EXERCISE INSTRUCTIONS ->
Lines containing the word "message" are the ones to copy from the records below.

## begin PROVIDED RECORDS

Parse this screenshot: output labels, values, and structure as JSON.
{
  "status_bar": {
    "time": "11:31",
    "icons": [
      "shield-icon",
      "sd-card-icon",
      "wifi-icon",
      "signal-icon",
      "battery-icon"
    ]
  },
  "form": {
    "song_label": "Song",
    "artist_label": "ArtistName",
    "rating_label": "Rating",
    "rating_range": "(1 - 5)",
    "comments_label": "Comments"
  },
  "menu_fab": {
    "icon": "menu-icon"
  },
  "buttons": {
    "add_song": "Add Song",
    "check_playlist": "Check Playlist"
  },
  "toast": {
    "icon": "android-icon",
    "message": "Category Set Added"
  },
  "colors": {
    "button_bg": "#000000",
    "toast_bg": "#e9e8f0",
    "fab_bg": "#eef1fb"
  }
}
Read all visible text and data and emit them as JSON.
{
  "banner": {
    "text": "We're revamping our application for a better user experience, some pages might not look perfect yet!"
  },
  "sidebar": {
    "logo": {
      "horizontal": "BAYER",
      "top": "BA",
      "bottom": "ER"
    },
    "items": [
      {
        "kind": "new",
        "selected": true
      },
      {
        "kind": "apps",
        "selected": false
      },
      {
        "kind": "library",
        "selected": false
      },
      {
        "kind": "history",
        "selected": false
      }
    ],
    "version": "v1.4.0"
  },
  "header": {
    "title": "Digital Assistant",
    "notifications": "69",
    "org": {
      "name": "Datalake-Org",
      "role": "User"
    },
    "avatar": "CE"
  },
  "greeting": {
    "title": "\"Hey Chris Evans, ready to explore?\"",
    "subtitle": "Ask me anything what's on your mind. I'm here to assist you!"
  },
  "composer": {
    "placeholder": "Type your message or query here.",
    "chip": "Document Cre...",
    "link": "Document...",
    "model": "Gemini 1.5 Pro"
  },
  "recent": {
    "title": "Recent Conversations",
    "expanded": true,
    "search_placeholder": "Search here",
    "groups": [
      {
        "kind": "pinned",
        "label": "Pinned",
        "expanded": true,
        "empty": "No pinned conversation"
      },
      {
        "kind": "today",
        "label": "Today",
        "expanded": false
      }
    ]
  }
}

## end PROVIDED RECORDS
## begin PROVIDED RECORDS

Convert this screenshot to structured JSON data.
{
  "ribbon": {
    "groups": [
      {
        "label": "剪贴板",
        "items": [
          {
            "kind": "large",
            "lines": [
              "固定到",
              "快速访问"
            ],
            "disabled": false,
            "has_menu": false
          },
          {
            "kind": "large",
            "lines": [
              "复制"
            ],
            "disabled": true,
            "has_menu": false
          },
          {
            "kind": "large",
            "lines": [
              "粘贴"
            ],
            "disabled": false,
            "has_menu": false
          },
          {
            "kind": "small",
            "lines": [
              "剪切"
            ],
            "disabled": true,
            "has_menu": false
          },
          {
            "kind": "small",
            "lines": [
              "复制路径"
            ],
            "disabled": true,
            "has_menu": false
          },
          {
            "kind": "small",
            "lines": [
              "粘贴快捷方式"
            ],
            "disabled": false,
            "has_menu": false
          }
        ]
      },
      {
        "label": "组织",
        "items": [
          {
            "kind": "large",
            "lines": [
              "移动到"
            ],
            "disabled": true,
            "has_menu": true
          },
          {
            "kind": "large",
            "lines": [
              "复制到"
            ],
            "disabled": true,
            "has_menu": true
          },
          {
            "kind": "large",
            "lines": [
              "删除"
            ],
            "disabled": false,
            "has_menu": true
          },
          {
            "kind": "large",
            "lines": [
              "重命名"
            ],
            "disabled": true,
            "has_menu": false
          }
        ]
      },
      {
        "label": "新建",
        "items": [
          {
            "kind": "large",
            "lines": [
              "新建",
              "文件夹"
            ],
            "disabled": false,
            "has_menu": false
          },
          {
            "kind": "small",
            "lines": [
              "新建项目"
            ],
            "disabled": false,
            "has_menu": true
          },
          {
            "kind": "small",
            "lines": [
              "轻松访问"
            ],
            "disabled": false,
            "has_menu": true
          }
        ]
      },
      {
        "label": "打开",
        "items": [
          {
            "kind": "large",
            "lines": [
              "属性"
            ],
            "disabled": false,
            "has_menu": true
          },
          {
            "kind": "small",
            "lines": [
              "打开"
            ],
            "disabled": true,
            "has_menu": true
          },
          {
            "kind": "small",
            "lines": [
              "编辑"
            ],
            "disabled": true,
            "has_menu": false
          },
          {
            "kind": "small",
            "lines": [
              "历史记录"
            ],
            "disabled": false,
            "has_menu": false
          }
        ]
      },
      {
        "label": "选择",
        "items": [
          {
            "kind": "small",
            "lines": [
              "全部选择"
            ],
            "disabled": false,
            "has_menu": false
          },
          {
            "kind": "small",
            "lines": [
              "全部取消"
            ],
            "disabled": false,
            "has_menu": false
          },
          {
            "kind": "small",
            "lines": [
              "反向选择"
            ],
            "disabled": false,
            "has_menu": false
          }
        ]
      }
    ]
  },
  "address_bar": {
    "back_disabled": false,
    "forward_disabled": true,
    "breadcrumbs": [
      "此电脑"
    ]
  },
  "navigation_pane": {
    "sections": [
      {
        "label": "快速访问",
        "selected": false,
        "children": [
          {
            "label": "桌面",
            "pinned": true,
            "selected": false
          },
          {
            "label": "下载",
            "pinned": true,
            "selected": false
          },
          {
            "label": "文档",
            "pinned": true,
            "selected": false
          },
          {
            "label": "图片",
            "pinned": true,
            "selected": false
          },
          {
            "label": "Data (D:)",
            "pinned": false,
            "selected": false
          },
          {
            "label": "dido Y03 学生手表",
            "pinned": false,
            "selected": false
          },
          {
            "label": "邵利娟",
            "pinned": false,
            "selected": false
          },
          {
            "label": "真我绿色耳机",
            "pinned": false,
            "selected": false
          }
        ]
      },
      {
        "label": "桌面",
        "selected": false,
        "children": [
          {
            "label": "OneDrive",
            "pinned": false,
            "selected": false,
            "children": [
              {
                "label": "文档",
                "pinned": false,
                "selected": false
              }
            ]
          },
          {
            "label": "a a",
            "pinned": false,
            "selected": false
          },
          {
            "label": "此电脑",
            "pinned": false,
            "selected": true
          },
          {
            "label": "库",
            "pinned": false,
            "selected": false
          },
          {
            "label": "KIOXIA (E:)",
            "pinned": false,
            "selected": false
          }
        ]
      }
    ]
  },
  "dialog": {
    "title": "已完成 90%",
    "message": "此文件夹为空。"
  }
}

## end PROVIDED RECORDS

ANSWER TO THIS EXERCISE ->
    "message": "Category Set Added"
    "placeholder": "Type your message or query here.",
    "message": "此文件夹为空。"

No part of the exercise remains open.